Given records:
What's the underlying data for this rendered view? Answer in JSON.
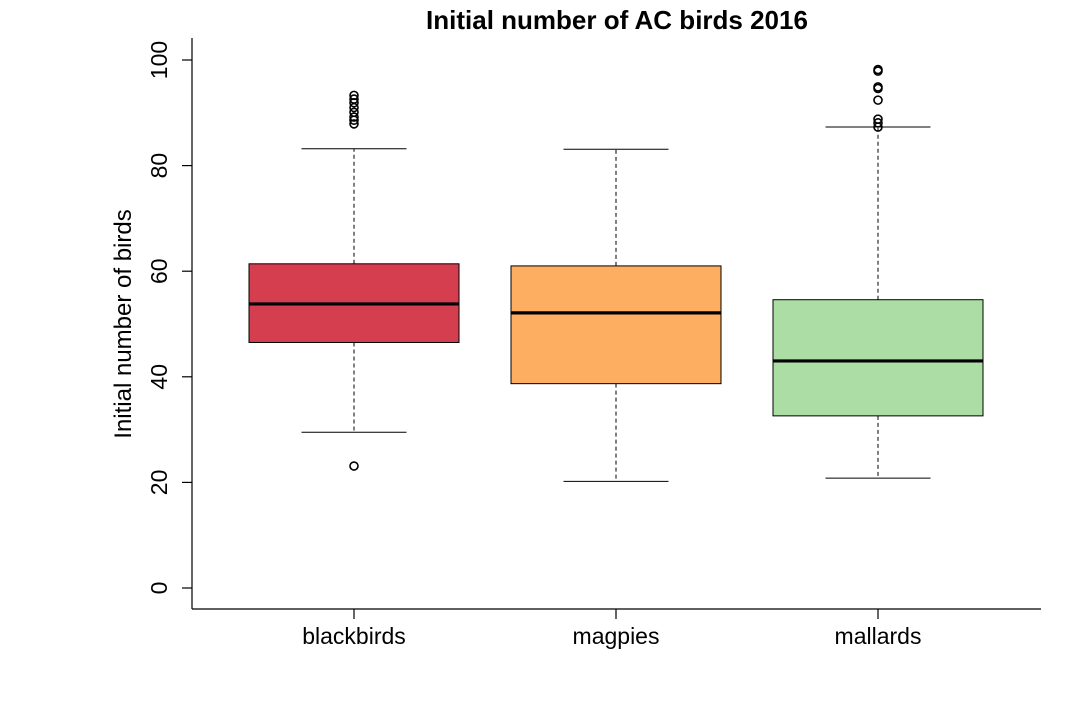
{
  "chart_data": {
    "type": "boxplot",
    "title": "Initial number of AC birds 2016",
    "xlabel": "",
    "ylabel": "Initial number of birds",
    "ylim": [
      0,
      100
    ],
    "yticks": [
      0,
      20,
      40,
      60,
      80,
      100
    ],
    "categories": [
      "blackbirds",
      "magpies",
      "mallards"
    ],
    "series": [
      {
        "name": "blackbirds",
        "color": "#D53E4F",
        "whisker_low": 29.5,
        "q1": 46.5,
        "median": 53.8,
        "q3": 61.4,
        "whisker_high": 83.2,
        "outliers": [
          23.1,
          87.9,
          88.6,
          89.2,
          90.1,
          91.0,
          91.9,
          92.6,
          93.3
        ]
      },
      {
        "name": "magpies",
        "color": "#FDAE61",
        "whisker_low": 20.2,
        "q1": 38.7,
        "median": 52.1,
        "q3": 61.0,
        "whisker_high": 83.1,
        "outliers": []
      },
      {
        "name": "mallards",
        "color": "#ABDDA4",
        "whisker_low": 20.8,
        "q1": 32.6,
        "median": 43.0,
        "q3": 54.6,
        "whisker_high": 87.3,
        "outliers": [
          87.3,
          88.1,
          88.8,
          92.4,
          94.6,
          94.9,
          97.9,
          98.2
        ]
      }
    ]
  }
}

Do this: Quote the records in their entirety, keeping the wording exact and excluding pictures.

Task result:
What's the underlying data for this rendered view? Answer in JSON.
{
  "chart_data": {
    "type": "boxplot",
    "title": "Initial number of AC birds 2016",
    "xlabel": "",
    "ylabel": "Initial number of birds",
    "ylim": [
      0,
      100
    ],
    "yticks": [
      0,
      20,
      40,
      60,
      80,
      100
    ],
    "categories": [
      "blackbirds",
      "magpies",
      "mallards"
    ],
    "series": [
      {
        "name": "blackbirds",
        "color": "#D53E4F",
        "whisker_low": 29.5,
        "q1": 46.5,
        "median": 53.8,
        "q3": 61.4,
        "whisker_high": 83.2,
        "outliers": [
          23.1,
          87.9,
          88.6,
          89.2,
          90.1,
          91.0,
          91.9,
          92.6,
          93.3
        ]
      },
      {
        "name": "magpies",
        "color": "#FDAE61",
        "whisker_low": 20.2,
        "q1": 38.7,
        "median": 52.1,
        "q3": 61.0,
        "whisker_high": 83.1,
        "outliers": []
      },
      {
        "name": "mallards",
        "color": "#ABDDA4",
        "whisker_low": 20.8,
        "q1": 32.6,
        "median": 43.0,
        "q3": 54.6,
        "whisker_high": 87.3,
        "outliers": [
          87.3,
          88.1,
          88.8,
          92.4,
          94.6,
          94.9,
          97.9,
          98.2
        ]
      }
    ]
  }
}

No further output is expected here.